Your task is to transcribe all the entries exactly, excluding pictures.

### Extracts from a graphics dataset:

----

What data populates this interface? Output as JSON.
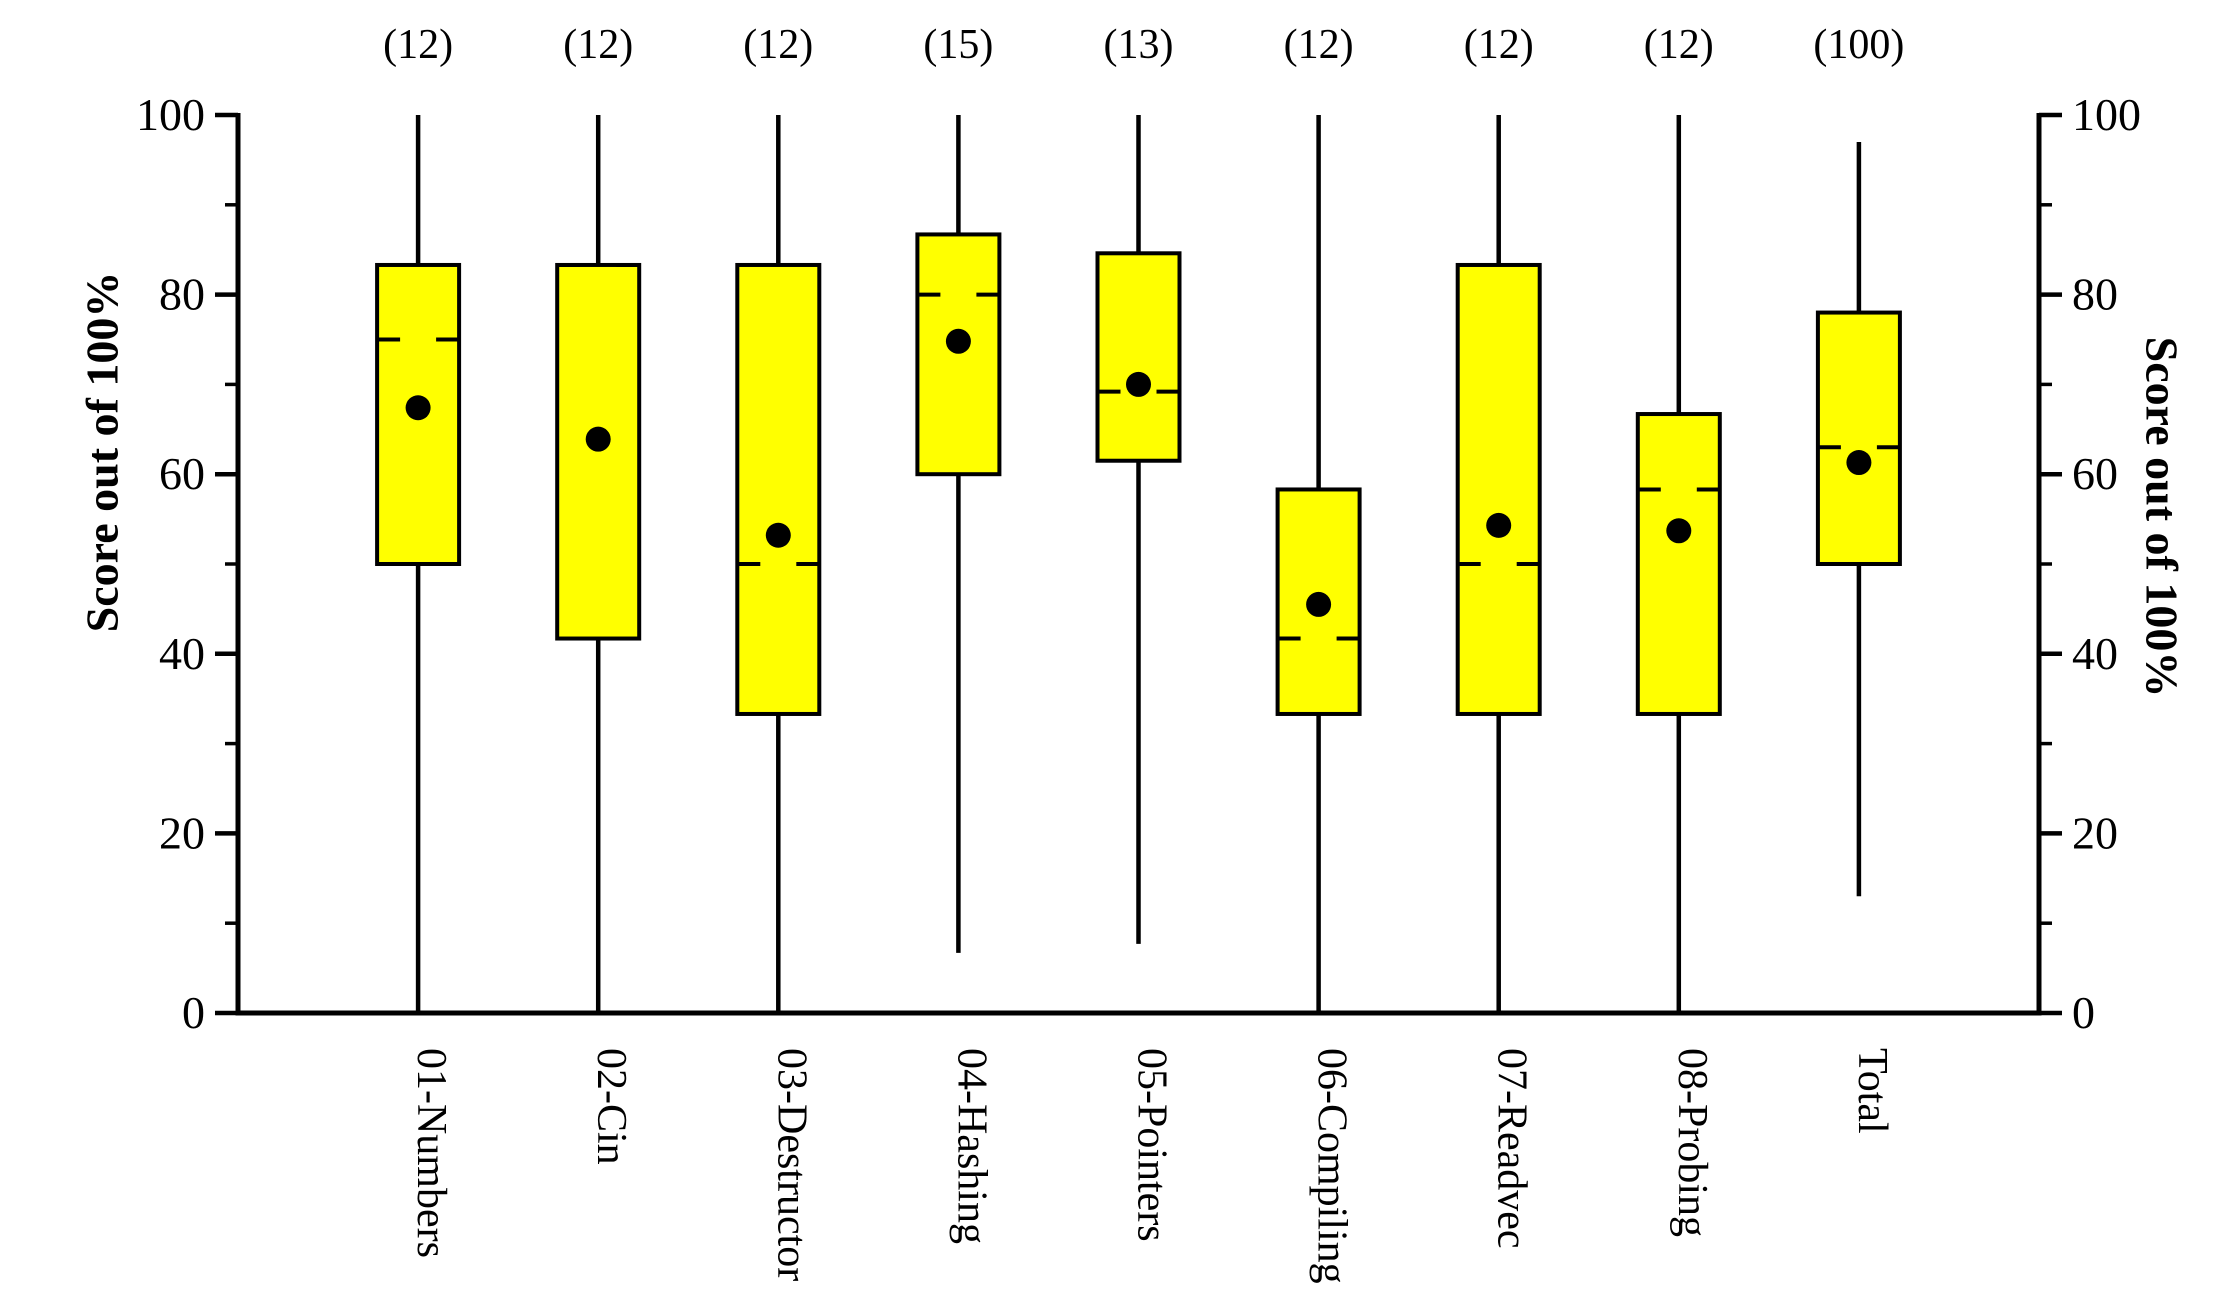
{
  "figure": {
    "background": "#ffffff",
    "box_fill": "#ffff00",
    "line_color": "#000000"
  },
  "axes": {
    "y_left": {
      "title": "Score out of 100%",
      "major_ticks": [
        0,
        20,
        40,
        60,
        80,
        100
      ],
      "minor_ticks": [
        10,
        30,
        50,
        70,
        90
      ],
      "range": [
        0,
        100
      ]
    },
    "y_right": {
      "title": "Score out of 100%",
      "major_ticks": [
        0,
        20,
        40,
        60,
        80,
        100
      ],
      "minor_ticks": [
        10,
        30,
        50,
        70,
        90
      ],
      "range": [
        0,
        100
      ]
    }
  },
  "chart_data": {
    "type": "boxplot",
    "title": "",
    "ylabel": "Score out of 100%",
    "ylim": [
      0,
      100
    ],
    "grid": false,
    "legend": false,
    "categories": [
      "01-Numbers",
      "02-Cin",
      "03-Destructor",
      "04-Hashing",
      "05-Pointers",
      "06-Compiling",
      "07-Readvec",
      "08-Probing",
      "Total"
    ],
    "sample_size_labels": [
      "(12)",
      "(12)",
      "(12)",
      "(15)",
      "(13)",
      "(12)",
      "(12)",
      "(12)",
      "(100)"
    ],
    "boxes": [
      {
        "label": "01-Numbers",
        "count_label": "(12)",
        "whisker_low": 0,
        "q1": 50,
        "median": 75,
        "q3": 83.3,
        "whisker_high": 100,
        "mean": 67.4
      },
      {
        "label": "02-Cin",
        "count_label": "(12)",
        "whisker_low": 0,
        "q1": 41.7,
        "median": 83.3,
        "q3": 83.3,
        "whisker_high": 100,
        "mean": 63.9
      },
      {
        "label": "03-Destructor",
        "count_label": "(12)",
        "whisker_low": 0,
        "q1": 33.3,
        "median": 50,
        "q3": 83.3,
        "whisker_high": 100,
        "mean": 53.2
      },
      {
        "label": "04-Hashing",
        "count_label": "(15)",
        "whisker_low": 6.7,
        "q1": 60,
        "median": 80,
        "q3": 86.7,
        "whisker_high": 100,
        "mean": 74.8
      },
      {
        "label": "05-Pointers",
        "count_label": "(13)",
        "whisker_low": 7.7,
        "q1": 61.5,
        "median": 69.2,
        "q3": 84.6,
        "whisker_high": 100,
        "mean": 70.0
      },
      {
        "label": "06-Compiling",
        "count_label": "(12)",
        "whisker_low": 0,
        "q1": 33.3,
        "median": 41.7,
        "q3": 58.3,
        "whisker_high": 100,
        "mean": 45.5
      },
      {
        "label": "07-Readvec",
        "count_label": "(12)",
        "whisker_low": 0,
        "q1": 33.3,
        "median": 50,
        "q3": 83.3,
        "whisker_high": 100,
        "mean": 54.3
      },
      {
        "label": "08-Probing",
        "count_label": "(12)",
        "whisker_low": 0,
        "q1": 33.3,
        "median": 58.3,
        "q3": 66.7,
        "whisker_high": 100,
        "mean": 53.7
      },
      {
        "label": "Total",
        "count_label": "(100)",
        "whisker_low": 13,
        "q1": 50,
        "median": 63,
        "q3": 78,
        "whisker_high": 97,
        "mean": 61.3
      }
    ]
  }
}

----

### RESPONSE FOR THIS EXERCISE:
What data populates this interface? Output as JSON.
{
  "figure": {
    "background": "#ffffff",
    "box_fill": "#ffff00",
    "line_color": "#000000"
  },
  "axes": {
    "y_left": {
      "title": "Score out of 100%",
      "major_ticks": [
        0,
        20,
        40,
        60,
        80,
        100
      ],
      "minor_ticks": [
        10,
        30,
        50,
        70,
        90
      ],
      "range": [
        0,
        100
      ]
    },
    "y_right": {
      "title": "Score out of 100%",
      "major_ticks": [
        0,
        20,
        40,
        60,
        80,
        100
      ],
      "minor_ticks": [
        10,
        30,
        50,
        70,
        90
      ],
      "range": [
        0,
        100
      ]
    }
  },
  "chart_data": {
    "type": "boxplot",
    "title": "",
    "ylabel": "Score out of 100%",
    "ylim": [
      0,
      100
    ],
    "grid": false,
    "legend": false,
    "categories": [
      "01-Numbers",
      "02-Cin",
      "03-Destructor",
      "04-Hashing",
      "05-Pointers",
      "06-Compiling",
      "07-Readvec",
      "08-Probing",
      "Total"
    ],
    "sample_size_labels": [
      "(12)",
      "(12)",
      "(12)",
      "(15)",
      "(13)",
      "(12)",
      "(12)",
      "(12)",
      "(100)"
    ],
    "boxes": [
      {
        "label": "01-Numbers",
        "count_label": "(12)",
        "whisker_low": 0,
        "q1": 50,
        "median": 75,
        "q3": 83.3,
        "whisker_high": 100,
        "mean": 67.4
      },
      {
        "label": "02-Cin",
        "count_label": "(12)",
        "whisker_low": 0,
        "q1": 41.7,
        "median": 83.3,
        "q3": 83.3,
        "whisker_high": 100,
        "mean": 63.9
      },
      {
        "label": "03-Destructor",
        "count_label": "(12)",
        "whisker_low": 0,
        "q1": 33.3,
        "median": 50,
        "q3": 83.3,
        "whisker_high": 100,
        "mean": 53.2
      },
      {
        "label": "04-Hashing",
        "count_label": "(15)",
        "whisker_low": 6.7,
        "q1": 60,
        "median": 80,
        "q3": 86.7,
        "whisker_high": 100,
        "mean": 74.8
      },
      {
        "label": "05-Pointers",
        "count_label": "(13)",
        "whisker_low": 7.7,
        "q1": 61.5,
        "median": 69.2,
        "q3": 84.6,
        "whisker_high": 100,
        "mean": 70.0
      },
      {
        "label": "06-Compiling",
        "count_label": "(12)",
        "whisker_low": 0,
        "q1": 33.3,
        "median": 41.7,
        "q3": 58.3,
        "whisker_high": 100,
        "mean": 45.5
      },
      {
        "label": "07-Readvec",
        "count_label": "(12)",
        "whisker_low": 0,
        "q1": 33.3,
        "median": 50,
        "q3": 83.3,
        "whisker_high": 100,
        "mean": 54.3
      },
      {
        "label": "08-Probing",
        "count_label": "(12)",
        "whisker_low": 0,
        "q1": 33.3,
        "median": 58.3,
        "q3": 66.7,
        "whisker_high": 100,
        "mean": 53.7
      },
      {
        "label": "Total",
        "count_label": "(100)",
        "whisker_low": 13,
        "q1": 50,
        "median": 63,
        "q3": 78,
        "whisker_high": 97,
        "mean": 61.3
      }
    ]
  }
}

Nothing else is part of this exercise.